- [Instructions to follow]: Only the lines holding the string "icon" are needed. Copy each one.

───

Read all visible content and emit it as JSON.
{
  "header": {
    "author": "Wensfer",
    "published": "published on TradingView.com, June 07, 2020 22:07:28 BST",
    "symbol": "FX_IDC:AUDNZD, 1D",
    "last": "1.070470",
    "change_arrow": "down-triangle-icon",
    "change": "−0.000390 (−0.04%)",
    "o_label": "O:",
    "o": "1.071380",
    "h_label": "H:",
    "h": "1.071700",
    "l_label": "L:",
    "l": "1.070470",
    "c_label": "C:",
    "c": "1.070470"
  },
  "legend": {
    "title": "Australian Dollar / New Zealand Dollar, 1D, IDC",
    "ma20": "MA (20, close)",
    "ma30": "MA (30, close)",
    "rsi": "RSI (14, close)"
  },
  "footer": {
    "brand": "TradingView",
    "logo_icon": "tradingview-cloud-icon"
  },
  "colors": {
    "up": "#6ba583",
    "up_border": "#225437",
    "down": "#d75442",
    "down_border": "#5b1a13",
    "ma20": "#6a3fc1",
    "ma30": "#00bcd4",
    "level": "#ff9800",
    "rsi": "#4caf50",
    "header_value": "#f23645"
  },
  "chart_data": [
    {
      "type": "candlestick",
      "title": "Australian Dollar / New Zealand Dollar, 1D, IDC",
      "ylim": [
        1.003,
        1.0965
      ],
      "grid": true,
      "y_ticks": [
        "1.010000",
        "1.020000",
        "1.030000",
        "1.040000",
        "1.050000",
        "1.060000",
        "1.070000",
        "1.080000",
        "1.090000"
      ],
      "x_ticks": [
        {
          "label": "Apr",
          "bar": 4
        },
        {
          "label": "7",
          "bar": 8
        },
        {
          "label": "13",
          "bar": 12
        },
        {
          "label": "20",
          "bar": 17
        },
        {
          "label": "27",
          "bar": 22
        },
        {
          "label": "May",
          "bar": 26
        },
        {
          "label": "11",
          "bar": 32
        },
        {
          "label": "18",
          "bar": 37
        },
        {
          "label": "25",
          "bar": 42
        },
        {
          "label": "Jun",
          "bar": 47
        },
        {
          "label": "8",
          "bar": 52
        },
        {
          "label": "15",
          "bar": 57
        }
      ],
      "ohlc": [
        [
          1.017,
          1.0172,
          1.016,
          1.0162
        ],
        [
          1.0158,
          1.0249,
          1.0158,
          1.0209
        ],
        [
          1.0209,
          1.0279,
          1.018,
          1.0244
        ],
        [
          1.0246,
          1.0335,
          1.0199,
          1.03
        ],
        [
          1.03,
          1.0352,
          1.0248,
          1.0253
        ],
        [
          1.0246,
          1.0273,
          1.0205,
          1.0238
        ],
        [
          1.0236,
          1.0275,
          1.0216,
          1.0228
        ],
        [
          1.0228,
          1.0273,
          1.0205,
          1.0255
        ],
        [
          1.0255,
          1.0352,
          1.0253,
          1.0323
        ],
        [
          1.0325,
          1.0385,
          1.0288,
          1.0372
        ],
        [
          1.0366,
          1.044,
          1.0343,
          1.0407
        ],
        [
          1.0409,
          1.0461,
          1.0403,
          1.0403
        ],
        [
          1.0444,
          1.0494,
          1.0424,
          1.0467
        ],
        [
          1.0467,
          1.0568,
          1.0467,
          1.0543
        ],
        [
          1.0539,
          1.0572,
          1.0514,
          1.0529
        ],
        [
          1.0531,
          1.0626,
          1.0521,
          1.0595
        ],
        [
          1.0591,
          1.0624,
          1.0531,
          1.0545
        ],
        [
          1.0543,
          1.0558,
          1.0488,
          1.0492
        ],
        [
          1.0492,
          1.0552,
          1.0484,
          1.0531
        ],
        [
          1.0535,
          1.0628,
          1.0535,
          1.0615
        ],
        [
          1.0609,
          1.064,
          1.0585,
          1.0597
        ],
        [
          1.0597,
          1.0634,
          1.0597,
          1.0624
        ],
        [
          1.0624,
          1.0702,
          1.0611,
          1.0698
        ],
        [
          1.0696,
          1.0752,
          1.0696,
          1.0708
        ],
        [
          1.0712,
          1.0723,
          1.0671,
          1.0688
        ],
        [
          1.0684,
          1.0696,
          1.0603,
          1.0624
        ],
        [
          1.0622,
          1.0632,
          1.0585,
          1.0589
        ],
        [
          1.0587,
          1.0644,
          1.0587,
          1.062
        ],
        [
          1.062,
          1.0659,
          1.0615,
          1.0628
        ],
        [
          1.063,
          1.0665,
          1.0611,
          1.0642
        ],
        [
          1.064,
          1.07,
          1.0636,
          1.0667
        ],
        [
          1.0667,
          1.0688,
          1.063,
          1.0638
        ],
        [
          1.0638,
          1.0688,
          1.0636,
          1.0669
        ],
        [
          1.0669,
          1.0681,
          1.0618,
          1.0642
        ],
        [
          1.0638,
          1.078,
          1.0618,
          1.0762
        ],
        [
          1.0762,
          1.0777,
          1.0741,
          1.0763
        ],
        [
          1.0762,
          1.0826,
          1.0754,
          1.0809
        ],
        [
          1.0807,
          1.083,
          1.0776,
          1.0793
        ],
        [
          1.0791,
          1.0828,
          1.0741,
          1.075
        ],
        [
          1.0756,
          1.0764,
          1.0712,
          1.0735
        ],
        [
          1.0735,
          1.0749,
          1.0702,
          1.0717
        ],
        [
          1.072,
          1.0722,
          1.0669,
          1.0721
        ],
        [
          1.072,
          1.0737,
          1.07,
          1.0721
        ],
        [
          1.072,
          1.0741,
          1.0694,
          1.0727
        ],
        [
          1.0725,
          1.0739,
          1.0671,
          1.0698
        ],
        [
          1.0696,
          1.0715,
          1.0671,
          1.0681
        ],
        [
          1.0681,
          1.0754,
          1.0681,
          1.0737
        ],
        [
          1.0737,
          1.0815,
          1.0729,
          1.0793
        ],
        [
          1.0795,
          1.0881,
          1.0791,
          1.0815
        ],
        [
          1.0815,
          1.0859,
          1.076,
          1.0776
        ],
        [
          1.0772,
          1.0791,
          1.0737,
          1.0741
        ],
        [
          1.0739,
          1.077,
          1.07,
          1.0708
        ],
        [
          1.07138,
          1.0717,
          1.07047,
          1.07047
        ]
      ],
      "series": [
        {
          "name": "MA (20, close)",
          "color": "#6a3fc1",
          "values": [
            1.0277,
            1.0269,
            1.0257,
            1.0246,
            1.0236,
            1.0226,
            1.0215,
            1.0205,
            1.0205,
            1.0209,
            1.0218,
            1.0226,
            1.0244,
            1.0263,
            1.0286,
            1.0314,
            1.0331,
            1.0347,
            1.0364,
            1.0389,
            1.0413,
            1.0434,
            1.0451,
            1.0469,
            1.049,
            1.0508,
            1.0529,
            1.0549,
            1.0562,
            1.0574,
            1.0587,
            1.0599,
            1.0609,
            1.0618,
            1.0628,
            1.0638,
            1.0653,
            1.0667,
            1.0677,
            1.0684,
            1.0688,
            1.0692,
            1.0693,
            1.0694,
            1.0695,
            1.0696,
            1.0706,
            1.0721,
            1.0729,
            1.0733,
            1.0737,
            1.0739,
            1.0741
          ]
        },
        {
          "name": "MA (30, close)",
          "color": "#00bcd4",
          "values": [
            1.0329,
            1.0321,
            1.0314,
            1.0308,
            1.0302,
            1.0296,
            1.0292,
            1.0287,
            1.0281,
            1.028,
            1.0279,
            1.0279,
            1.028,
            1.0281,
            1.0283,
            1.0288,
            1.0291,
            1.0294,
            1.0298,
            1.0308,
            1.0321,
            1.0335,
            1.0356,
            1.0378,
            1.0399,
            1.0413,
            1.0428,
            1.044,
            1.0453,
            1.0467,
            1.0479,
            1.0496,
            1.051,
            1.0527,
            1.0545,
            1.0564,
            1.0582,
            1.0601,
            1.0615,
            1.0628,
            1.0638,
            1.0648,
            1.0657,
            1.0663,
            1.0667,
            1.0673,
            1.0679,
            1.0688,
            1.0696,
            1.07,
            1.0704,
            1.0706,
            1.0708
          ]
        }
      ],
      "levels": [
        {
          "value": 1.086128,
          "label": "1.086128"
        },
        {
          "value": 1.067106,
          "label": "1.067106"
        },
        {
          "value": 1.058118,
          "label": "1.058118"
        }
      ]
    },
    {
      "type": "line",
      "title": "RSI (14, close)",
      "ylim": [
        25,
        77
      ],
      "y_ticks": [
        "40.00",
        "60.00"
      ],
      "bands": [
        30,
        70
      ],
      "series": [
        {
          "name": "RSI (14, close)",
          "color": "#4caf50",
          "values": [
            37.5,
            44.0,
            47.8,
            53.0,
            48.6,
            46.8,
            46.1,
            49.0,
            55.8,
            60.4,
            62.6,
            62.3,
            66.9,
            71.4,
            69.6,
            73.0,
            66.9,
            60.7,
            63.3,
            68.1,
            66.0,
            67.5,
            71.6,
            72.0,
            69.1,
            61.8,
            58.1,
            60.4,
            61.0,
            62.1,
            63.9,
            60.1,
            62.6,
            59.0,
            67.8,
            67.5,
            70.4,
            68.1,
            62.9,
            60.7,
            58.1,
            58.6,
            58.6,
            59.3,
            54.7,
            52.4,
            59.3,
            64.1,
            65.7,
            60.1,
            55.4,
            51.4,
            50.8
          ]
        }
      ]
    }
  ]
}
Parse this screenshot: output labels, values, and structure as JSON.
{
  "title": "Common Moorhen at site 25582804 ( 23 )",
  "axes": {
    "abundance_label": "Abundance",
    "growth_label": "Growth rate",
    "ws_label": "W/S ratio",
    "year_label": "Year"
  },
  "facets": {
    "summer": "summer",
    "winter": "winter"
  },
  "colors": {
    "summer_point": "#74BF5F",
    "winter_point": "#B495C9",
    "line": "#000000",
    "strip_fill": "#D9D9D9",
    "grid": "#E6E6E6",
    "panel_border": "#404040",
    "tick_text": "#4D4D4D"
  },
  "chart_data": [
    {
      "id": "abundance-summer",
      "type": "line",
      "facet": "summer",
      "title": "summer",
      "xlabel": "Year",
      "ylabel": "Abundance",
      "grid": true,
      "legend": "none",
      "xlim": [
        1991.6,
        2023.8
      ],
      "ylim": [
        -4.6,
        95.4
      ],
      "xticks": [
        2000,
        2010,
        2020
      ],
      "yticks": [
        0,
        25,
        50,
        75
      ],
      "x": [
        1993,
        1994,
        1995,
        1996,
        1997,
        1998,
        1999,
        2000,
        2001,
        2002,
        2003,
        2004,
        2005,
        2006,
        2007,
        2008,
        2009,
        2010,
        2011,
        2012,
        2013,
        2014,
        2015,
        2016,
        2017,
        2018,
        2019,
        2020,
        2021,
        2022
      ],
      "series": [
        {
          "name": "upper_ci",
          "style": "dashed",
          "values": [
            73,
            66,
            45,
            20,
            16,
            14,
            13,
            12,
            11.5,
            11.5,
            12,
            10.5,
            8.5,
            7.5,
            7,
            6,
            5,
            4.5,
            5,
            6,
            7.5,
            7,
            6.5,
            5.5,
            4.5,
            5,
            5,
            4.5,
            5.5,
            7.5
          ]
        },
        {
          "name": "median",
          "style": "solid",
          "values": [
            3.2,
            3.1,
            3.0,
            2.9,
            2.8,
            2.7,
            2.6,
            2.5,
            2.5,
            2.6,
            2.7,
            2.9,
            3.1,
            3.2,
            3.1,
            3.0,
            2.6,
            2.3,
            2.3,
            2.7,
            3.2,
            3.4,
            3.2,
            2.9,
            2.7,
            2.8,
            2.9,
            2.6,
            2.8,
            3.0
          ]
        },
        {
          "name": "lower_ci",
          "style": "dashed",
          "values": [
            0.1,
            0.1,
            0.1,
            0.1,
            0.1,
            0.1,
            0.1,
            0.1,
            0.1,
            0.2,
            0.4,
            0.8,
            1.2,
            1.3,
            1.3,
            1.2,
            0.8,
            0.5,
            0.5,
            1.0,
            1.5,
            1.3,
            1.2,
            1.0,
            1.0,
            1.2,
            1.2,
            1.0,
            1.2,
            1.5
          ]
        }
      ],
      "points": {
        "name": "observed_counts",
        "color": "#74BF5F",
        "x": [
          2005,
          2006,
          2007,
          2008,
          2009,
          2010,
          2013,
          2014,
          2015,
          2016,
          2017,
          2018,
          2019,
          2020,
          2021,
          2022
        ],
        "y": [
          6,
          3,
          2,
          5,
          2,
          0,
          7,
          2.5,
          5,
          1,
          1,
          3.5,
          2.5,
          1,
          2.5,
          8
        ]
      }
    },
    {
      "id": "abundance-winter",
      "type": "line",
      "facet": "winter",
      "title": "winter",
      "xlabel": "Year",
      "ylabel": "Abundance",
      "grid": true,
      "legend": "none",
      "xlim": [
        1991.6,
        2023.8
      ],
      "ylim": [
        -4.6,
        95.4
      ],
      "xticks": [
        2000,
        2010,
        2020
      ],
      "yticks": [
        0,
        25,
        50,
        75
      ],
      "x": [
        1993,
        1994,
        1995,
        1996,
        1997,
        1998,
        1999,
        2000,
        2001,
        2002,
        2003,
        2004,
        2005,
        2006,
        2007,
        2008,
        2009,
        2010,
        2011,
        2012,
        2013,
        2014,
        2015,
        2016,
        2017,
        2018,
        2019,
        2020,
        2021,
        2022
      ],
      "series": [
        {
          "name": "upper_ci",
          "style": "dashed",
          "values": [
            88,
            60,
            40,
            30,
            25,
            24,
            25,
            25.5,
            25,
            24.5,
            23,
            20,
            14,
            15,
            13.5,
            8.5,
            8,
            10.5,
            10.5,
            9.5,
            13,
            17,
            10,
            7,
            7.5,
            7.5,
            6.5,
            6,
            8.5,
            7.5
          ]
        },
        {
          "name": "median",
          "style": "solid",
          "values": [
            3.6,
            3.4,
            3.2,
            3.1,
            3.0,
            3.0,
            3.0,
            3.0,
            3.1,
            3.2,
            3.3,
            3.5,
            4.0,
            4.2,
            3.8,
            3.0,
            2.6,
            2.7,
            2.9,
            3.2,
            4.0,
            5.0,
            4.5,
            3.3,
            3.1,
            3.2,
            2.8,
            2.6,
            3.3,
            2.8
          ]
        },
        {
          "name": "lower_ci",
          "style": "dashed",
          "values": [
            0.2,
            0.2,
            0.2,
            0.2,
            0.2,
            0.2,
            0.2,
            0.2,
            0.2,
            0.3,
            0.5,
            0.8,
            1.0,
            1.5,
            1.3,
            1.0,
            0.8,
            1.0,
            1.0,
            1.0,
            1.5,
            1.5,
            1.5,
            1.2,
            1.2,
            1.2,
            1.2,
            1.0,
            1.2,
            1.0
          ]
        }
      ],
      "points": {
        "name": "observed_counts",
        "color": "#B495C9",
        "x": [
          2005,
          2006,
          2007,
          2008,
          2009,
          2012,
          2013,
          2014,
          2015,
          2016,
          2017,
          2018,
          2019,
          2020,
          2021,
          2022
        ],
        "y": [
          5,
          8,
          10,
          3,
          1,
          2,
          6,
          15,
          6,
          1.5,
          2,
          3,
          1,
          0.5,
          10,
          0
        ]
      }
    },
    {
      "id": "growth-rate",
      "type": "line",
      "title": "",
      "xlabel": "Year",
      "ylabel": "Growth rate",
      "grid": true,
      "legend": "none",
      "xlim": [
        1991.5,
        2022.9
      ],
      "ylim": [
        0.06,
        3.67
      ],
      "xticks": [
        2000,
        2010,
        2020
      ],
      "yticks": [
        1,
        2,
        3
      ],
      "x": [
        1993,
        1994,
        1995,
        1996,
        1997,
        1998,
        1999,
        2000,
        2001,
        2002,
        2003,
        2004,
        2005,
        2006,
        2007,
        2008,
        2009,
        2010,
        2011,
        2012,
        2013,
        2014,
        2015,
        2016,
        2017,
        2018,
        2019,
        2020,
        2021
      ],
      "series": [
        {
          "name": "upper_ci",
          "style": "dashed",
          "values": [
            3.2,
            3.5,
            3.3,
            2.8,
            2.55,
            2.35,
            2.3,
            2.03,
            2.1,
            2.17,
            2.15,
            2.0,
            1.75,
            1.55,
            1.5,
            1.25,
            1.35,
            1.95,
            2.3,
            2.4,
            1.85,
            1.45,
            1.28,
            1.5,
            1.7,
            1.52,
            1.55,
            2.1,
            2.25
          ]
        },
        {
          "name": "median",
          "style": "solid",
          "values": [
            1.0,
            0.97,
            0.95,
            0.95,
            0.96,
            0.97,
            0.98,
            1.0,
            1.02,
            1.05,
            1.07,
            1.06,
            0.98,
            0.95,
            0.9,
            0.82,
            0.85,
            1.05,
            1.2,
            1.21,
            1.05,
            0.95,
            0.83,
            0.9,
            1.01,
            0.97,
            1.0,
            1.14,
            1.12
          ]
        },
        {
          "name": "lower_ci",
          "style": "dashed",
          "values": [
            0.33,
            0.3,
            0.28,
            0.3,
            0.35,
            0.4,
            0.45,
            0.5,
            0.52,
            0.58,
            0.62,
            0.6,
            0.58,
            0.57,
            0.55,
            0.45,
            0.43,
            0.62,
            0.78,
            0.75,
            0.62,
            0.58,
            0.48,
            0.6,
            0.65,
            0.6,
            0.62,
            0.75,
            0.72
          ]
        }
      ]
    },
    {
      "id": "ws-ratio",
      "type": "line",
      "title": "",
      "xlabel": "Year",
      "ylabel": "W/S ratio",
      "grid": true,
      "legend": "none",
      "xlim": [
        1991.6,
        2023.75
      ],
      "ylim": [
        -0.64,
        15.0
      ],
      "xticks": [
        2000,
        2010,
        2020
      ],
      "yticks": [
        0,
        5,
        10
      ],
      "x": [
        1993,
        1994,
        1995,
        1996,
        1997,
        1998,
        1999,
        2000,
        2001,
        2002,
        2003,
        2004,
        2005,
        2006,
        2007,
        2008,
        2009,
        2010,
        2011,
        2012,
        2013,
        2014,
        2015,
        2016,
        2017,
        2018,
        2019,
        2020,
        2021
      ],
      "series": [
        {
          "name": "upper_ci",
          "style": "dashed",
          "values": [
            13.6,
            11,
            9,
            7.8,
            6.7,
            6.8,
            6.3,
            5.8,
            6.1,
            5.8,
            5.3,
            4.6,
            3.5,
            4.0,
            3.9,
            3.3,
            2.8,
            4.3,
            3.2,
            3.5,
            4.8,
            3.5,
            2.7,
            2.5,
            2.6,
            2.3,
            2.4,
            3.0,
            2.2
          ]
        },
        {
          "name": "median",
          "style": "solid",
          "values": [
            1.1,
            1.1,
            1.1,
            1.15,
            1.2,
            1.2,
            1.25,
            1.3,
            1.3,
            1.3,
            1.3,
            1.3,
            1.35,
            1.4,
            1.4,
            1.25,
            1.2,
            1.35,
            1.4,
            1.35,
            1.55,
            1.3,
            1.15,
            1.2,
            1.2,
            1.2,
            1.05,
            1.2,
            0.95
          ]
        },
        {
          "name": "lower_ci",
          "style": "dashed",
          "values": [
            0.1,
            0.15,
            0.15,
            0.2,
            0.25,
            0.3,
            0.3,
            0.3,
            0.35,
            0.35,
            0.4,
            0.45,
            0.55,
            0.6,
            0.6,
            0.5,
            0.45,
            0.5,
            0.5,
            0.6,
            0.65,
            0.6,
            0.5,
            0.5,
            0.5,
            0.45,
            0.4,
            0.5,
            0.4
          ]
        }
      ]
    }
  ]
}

───

- [Output for this exercise]:
    "change_arrow": "down-triangle-icon",
    "logo_icon": "tradingview-cloud-icon"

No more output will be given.